EXERCISE DESCRIPTION: Collect each line of the records containing the string "said".

DATA SECTION:
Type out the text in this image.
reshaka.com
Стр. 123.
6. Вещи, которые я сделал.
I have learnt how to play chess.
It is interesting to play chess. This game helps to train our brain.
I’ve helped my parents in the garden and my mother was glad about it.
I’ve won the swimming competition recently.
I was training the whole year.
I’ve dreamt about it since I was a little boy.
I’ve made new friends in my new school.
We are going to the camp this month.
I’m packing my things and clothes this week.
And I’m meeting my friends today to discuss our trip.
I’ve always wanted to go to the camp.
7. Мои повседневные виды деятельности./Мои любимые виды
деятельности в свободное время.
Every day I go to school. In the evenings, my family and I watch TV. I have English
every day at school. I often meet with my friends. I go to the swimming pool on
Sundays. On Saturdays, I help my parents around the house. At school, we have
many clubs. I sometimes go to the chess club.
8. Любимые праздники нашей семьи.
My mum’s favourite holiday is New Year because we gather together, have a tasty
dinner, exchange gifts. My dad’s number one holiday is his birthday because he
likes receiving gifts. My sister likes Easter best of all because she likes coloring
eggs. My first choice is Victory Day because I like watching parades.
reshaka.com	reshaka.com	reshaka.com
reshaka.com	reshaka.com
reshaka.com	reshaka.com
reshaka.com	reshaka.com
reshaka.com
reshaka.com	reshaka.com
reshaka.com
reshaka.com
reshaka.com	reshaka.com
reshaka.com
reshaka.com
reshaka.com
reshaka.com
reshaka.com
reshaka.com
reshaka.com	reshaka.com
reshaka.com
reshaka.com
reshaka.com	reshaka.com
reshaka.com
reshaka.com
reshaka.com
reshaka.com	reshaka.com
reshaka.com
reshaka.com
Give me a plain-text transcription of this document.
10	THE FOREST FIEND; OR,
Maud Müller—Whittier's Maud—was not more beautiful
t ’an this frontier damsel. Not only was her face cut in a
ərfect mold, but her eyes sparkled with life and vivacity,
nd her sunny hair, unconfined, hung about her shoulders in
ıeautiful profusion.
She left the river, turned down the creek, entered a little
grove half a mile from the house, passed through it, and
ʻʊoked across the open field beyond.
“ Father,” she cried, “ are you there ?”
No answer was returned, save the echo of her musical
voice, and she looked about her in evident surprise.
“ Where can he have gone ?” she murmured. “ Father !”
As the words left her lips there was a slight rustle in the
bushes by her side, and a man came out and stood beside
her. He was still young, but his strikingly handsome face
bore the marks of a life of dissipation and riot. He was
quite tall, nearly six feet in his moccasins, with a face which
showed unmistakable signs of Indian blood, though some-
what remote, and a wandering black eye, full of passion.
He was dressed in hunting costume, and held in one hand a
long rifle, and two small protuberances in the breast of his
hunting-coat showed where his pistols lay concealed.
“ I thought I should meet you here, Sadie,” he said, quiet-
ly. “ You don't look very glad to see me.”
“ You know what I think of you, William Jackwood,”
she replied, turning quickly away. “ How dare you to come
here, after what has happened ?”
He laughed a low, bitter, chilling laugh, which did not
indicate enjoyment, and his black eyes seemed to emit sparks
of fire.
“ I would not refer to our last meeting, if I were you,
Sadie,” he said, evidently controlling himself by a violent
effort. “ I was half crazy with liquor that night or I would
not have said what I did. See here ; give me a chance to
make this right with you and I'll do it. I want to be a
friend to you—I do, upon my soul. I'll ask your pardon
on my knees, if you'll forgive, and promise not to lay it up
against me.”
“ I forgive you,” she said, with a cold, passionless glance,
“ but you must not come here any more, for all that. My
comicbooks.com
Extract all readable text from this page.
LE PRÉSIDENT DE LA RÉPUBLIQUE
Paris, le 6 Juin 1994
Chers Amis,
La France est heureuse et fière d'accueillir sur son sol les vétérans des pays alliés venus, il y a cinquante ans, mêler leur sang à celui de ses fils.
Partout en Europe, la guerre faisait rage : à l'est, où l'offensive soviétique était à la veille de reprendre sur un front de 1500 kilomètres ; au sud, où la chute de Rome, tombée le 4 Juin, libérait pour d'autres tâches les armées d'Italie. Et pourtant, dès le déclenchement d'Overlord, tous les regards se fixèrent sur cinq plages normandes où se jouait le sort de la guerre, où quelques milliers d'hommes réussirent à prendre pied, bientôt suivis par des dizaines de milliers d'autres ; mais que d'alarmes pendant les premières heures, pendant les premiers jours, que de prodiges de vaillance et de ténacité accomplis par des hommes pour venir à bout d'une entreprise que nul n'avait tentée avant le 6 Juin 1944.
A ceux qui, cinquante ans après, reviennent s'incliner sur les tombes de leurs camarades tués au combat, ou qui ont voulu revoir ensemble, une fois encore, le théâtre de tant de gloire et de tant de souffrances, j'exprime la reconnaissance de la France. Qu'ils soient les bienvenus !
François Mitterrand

COMPLETE ANSWER:
“ I thought I should meet you here, Sadie,” he said, quiet-
Sadie,” he said, evidently controlling himself by a violent
not have said what I did. See here ; give me a chance to
“ I forgive you,” she said, with a cold, passionless glance,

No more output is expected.